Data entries
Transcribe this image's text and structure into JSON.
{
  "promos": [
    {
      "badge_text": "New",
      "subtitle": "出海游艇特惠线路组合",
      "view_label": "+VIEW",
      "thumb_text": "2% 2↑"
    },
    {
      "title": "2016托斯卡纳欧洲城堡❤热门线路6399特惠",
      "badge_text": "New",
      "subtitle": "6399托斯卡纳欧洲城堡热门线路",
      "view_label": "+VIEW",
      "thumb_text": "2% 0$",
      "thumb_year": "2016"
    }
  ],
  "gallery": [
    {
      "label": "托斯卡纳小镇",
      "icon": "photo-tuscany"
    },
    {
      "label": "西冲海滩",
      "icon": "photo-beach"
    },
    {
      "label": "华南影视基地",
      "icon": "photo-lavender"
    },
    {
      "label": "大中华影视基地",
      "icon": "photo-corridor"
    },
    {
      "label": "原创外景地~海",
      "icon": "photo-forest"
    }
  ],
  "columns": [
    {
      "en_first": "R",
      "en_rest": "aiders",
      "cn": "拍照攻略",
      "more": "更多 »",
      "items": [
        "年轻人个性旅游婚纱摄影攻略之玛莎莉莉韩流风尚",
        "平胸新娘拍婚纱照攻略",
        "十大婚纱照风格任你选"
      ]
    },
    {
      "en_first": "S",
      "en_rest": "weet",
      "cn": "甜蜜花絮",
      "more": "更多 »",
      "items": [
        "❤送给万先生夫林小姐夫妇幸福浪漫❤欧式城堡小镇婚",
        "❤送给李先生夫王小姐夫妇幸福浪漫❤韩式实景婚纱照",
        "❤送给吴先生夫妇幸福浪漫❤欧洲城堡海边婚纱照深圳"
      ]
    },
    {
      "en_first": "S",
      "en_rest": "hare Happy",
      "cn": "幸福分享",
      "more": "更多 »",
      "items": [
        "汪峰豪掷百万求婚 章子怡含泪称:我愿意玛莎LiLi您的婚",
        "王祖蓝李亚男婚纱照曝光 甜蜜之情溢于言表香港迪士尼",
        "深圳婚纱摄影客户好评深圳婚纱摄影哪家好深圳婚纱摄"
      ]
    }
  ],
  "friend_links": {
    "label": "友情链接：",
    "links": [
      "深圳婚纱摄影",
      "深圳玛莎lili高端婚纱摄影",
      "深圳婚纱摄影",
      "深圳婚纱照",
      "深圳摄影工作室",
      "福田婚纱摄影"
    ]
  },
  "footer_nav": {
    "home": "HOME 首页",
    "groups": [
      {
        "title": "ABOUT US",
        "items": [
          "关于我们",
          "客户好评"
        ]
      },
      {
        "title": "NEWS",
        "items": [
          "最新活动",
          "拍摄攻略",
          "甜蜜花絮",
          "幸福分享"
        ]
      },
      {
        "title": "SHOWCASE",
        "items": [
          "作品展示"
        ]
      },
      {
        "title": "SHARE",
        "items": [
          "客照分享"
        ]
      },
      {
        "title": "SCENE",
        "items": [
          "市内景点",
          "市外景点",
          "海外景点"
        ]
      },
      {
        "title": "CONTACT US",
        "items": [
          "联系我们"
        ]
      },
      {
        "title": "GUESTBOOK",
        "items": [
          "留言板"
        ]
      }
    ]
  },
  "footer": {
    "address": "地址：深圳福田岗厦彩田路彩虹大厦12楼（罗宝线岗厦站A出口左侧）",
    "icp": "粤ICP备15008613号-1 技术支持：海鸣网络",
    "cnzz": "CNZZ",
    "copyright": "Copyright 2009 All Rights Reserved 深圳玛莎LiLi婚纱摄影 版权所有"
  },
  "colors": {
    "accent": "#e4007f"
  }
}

- STATED PROBLEM: Reproduce all of the data exactly as given.

- SOLVED EXERCISE:
Transcribe this image's text and structure into JSON.
{
  "promos": [
    {
      "badge_text": "New",
      "subtitle": "出海游艇特惠线路组合",
      "view_label": "+VIEW",
      "thumb_text": "2% 2↑"
    },
    {
      "title": "2016托斯卡纳欧洲城堡❤热门线路6399特惠",
      "badge_text": "New",
      "subtitle": "6399托斯卡纳欧洲城堡热门线路",
      "view_label": "+VIEW",
      "thumb_text": "2% 0$",
      "thumb_year": "2016"
    }
  ],
  "gallery": [
    {
      "label": "托斯卡纳小镇",
      "icon": "photo-tuscany"
    },
    {
      "label": "西冲海滩",
      "icon": "photo-beach"
    },
    {
      "label": "华南影视基地",
      "icon": "photo-lavender"
    },
    {
      "label": "大中华影视基地",
      "icon": "photo-corridor"
    },
    {
      "label": "原创外景地~海",
      "icon": "photo-forest"
    }
  ],
  "columns": [
    {
      "en_first": "R",
      "en_rest": "aiders",
      "cn": "拍照攻略",
      "more": "更多 »",
      "items": [
        "年轻人个性旅游婚纱摄影攻略之玛莎莉莉韩流风尚",
        "平胸新娘拍婚纱照攻略",
        "十大婚纱照风格任你选"
      ]
    },
    {
      "en_first": "S",
      "en_rest": "weet",
      "cn": "甜蜜花絮",
      "more": "更多 »",
      "items": [
        "❤送给万先生夫林小姐夫妇幸福浪漫❤欧式城堡小镇婚",
        "❤送给李先生夫王小姐夫妇幸福浪漫❤韩式实景婚纱照",
        "❤送给吴先生夫妇幸福浪漫❤欧洲城堡海边婚纱照深圳"
      ]
    },
    {
      "en_first": "S",
      "en_rest": "hare Happy",
      "cn": "幸福分享",
      "more": "更多 »",
      "items": [
        "汪峰豪掷百万求婚 章子怡含泪称:我愿意玛莎LiLi您的婚",
        "王祖蓝李亚男婚纱照曝光 甜蜜之情溢于言表香港迪士尼",
        "深圳婚纱摄影客户好评深圳婚纱摄影哪家好深圳婚纱摄"
      ]
    }
  ],
  "friend_links": {
    "label": "友情链接：",
    "links": [
      "深圳婚纱摄影",
      "深圳玛莎lili高端婚纱摄影",
      "深圳婚纱摄影",
      "深圳婚纱照",
      "深圳摄影工作室",
      "福田婚纱摄影"
    ]
  },
  "footer_nav": {
    "home": "HOME 首页",
    "groups": [
      {
        "title": "ABOUT US",
        "items": [
          "关于我们",
          "客户好评"
        ]
      },
      {
        "title": "NEWS",
        "items": [
          "最新活动",
          "拍摄攻略",
          "甜蜜花絮",
          "幸福分享"
        ]
      },
      {
        "title": "SHOWCASE",
        "items": [
          "作品展示"
        ]
      },
      {
        "title": "SHARE",
        "items": [
          "客照分享"
        ]
      },
      {
        "title": "SCENE",
        "items": [
          "市内景点",
          "市外景点",
          "海外景点"
        ]
      },
      {
        "title": "CONTACT US",
        "items": [
          "联系我们"
        ]
      },
      {
        "title": "GUESTBOOK",
        "items": [
          "留言板"
        ]
      }
    ]
  },
  "footer": {
    "address": "地址：深圳福田岗厦彩田路彩虹大厦12楼（罗宝线岗厦站A出口左侧）",
    "icp": "粤ICP备15008613号-1 技术支持：海鸣网络",
    "cnzz": "CNZZ",
    "copyright": "Copyright 2009 All Rights Reserved 深圳玛莎LiLi婚纱摄影 版权所有"
  },
  "colors": {
    "accent": "#e4007f"
  }
}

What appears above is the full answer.